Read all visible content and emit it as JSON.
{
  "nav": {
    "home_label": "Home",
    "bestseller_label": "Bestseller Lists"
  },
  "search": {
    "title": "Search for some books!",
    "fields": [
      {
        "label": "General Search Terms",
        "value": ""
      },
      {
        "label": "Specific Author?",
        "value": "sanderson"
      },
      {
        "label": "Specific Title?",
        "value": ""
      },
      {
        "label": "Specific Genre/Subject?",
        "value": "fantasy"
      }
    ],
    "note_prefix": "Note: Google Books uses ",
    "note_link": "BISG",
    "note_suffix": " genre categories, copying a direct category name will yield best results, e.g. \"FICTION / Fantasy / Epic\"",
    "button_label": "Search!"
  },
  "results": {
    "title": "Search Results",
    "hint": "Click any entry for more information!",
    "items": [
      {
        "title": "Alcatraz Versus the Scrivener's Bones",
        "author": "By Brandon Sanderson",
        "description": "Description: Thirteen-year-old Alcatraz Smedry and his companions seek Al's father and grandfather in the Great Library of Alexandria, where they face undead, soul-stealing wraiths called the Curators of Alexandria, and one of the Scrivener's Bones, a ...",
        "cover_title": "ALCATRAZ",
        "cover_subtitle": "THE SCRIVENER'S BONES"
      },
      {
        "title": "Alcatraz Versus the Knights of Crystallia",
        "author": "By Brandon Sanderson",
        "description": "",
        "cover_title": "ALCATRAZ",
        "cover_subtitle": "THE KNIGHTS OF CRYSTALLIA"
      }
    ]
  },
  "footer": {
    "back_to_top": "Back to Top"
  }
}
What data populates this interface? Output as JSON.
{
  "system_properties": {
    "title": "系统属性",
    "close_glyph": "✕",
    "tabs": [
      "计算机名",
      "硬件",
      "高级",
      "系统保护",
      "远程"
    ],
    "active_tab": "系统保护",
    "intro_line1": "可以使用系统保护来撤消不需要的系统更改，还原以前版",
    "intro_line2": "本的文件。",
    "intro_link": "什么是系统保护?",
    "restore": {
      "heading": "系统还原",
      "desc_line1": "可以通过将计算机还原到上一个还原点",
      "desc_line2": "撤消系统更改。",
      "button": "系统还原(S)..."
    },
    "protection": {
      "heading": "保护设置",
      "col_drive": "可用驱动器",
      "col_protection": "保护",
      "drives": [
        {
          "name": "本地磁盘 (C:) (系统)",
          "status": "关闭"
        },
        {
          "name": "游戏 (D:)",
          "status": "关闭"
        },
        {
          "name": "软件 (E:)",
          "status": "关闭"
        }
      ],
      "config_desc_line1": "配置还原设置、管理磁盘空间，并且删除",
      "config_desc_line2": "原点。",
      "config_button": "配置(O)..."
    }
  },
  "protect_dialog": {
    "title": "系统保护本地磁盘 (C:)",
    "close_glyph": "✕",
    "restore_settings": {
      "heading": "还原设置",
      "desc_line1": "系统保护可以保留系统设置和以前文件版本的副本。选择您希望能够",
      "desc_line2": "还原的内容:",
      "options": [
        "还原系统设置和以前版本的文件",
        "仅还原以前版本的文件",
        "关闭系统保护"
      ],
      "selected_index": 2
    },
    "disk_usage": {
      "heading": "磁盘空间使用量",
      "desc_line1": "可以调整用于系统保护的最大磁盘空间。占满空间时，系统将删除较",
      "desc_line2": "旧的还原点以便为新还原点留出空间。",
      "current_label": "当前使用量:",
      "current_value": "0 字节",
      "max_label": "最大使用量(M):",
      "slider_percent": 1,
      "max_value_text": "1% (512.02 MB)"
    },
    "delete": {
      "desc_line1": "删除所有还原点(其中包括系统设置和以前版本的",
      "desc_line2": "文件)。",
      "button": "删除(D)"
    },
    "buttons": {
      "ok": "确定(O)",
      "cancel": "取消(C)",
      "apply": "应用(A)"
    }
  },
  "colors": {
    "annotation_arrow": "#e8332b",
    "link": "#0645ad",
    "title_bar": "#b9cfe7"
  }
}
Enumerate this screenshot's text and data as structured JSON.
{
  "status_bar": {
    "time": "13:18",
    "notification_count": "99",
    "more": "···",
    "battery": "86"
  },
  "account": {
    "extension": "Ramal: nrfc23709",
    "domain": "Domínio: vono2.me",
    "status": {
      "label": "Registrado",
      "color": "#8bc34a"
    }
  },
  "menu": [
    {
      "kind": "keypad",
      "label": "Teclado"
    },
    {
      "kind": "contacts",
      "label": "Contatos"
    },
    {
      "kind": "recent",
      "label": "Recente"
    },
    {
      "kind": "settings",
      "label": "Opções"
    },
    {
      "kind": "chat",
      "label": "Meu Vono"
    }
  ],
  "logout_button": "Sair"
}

=== Problem details ===
Keep only the lines that hold the string "name", and copy them out.

=== Completed task ===
    "note_suffix": " genre categories, copying a direct category name will yield best results, e.g. \"FICTION / Fantasy / Epic\"",
          "name": "本地磁盘 (C:) (系统)",
          "name": "游戏 (D:)",
          "name": "软件 (E:)",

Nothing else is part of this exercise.